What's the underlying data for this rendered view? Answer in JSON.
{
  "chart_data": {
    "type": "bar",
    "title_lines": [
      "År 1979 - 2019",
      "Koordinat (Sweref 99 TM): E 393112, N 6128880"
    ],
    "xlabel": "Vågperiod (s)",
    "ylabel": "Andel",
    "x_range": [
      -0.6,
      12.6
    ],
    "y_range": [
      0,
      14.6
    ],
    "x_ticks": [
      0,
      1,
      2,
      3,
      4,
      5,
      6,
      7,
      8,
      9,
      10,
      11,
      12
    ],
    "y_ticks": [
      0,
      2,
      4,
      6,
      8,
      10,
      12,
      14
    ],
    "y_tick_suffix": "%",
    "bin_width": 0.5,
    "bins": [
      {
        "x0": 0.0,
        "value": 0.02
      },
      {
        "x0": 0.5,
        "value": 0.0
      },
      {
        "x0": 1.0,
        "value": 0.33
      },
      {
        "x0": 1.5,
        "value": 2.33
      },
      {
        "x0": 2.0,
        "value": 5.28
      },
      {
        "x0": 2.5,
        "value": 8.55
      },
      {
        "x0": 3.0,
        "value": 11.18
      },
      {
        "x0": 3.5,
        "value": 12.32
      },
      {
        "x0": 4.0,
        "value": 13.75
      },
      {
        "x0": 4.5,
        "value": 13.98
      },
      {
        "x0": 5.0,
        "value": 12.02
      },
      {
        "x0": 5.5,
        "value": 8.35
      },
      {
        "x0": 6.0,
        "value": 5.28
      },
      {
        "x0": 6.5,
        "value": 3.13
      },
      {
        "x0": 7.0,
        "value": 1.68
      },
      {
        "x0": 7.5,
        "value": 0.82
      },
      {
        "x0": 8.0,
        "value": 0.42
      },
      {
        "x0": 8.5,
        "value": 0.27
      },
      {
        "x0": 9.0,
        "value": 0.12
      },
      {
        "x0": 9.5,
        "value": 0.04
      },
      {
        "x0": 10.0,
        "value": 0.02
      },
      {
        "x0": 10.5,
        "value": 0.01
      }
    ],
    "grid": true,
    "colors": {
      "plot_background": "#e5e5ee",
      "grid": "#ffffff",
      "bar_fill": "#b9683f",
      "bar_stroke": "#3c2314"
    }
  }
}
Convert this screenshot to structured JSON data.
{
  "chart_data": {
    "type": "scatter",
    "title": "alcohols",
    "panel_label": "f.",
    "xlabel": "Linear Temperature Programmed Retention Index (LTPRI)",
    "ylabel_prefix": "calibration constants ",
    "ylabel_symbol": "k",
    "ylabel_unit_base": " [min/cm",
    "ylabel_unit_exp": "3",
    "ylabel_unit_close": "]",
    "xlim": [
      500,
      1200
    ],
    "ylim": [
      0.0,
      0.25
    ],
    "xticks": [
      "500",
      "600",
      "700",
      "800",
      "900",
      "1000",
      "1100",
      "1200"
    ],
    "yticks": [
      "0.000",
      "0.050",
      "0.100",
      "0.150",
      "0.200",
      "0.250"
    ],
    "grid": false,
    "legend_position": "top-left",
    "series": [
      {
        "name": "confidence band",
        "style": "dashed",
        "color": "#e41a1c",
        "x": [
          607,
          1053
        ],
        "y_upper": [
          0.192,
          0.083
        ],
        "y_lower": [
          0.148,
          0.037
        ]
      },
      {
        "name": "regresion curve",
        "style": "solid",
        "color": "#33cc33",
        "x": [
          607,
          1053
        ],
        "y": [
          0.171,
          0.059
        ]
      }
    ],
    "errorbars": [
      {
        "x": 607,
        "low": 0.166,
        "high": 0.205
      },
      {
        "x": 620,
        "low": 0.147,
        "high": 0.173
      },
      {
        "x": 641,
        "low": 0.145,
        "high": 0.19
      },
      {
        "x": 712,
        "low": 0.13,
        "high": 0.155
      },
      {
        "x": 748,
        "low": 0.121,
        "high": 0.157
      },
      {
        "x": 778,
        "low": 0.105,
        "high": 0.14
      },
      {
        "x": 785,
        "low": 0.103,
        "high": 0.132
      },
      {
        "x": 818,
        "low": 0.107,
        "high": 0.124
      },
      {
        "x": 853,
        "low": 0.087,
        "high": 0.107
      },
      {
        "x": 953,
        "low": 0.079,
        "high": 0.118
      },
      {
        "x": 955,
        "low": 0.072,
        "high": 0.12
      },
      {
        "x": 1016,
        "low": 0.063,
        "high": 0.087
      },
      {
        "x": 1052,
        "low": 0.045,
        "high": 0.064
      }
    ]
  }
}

________________________

EXERCISE AIM :: Retype every entry above, word for word.

WRITTEN SOLUTION ::
What's the underlying data for this rendered view? Answer in JSON.
{
  "chart_data": {
    "type": "bar",
    "title_lines": [
      "År 1979 - 2019",
      "Koordinat (Sweref 99 TM): E 393112, N 6128880"
    ],
    "xlabel": "Vågperiod (s)",
    "ylabel": "Andel",
    "x_range": [
      -0.6,
      12.6
    ],
    "y_range": [
      0,
      14.6
    ],
    "x_ticks": [
      0,
      1,
      2,
      3,
      4,
      5,
      6,
      7,
      8,
      9,
      10,
      11,
      12
    ],
    "y_ticks": [
      0,
      2,
      4,
      6,
      8,
      10,
      12,
      14
    ],
    "y_tick_suffix": "%",
    "bin_width": 0.5,
    "bins": [
      {
        "x0": 0.0,
        "value": 0.02
      },
      {
        "x0": 0.5,
        "value": 0.0
      },
      {
        "x0": 1.0,
        "value": 0.33
      },
      {
        "x0": 1.5,
        "value": 2.33
      },
      {
        "x0": 2.0,
        "value": 5.28
      },
      {
        "x0": 2.5,
        "value": 8.55
      },
      {
        "x0": 3.0,
        "value": 11.18
      },
      {
        "x0": 3.5,
        "value": 12.32
      },
      {
        "x0": 4.0,
        "value": 13.75
      },
      {
        "x0": 4.5,
        "value": 13.98
      },
      {
        "x0": 5.0,
        "value": 12.02
      },
      {
        "x0": 5.5,
        "value": 8.35
      },
      {
        "x0": 6.0,
        "value": 5.28
      },
      {
        "x0": 6.5,
        "value": 3.13
      },
      {
        "x0": 7.0,
        "value": 1.68
      },
      {
        "x0": 7.5,
        "value": 0.82
      },
      {
        "x0": 8.0,
        "value": 0.42
      },
      {
        "x0": 8.5,
        "value": 0.27
      },
      {
        "x0": 9.0,
        "value": 0.12
      },
      {
        "x0": 9.5,
        "value": 0.04
      },
      {
        "x0": 10.0,
        "value": 0.02
      },
      {
        "x0": 10.5,
        "value": 0.01
      }
    ],
    "grid": true,
    "colors": {
      "plot_background": "#e5e5ee",
      "grid": "#ffffff",
      "bar_fill": "#b9683f",
      "bar_stroke": "#3c2314"
    }
  }
}
Convert this screenshot to structured JSON data.
{
  "chart_data": {
    "type": "scatter",
    "title": "alcohols",
    "panel_label": "f.",
    "xlabel": "Linear Temperature Programmed Retention Index (LTPRI)",
    "ylabel_prefix": "calibration constants ",
    "ylabel_symbol": "k",
    "ylabel_unit_base": " [min/cm",
    "ylabel_unit_exp": "3",
    "ylabel_unit_close": "]",
    "xlim": [
      500,
      1200
    ],
    "ylim": [
      0.0,
      0.25
    ],
    "xticks": [
      "500",
      "600",
      "700",
      "800",
      "900",
      "1000",
      "1100",
      "1200"
    ],
    "yticks": [
      "0.000",
      "0.050",
      "0.100",
      "0.150",
      "0.200",
      "0.250"
    ],
    "grid": false,
    "legend_position": "top-left",
    "series": [
      {
        "name": "confidence band",
        "style": "dashed",
        "color": "#e41a1c",
        "x": [
          607,
          1053
        ],
        "y_upper": [
          0.192,
          0.083
        ],
        "y_lower": [
          0.148,
          0.037
        ]
      },
      {
        "name": "regresion curve",
        "style": "solid",
        "color": "#33cc33",
        "x": [
          607,
          1053
        ],
        "y": [
          0.171,
          0.059
        ]
      }
    ],
    "errorbars": [
      {
        "x": 607,
        "low": 0.166,
        "high": 0.205
      },
      {
        "x": 620,
        "low": 0.147,
        "high": 0.173
      },
      {
        "x": 641,
        "low": 0.145,
        "high": 0.19
      },
      {
        "x": 712,
        "low": 0.13,
        "high": 0.155
      },
      {
        "x": 748,
        "low": 0.121,
        "high": 0.157
      },
      {
        "x": 778,
        "low": 0.105,
        "high": 0.14
      },
      {
        "x": 785,
        "low": 0.103,
        "high": 0.132
      },
      {
        "x": 818,
        "low": 0.107,
        "high": 0.124
      },
      {
        "x": 853,
        "low": 0.087,
        "high": 0.107
      },
      {
        "x": 953,
        "low": 0.079,
        "high": 0.118
      },
      {
        "x": 955,
        "low": 0.072,
        "high": 0.12
      },
      {
        "x": 1016,
        "low": 0.063,
        "high": 0.087
      },
      {
        "x": 1052,
        "low": 0.045,
        "high": 0.064
      }
    ]
  }
}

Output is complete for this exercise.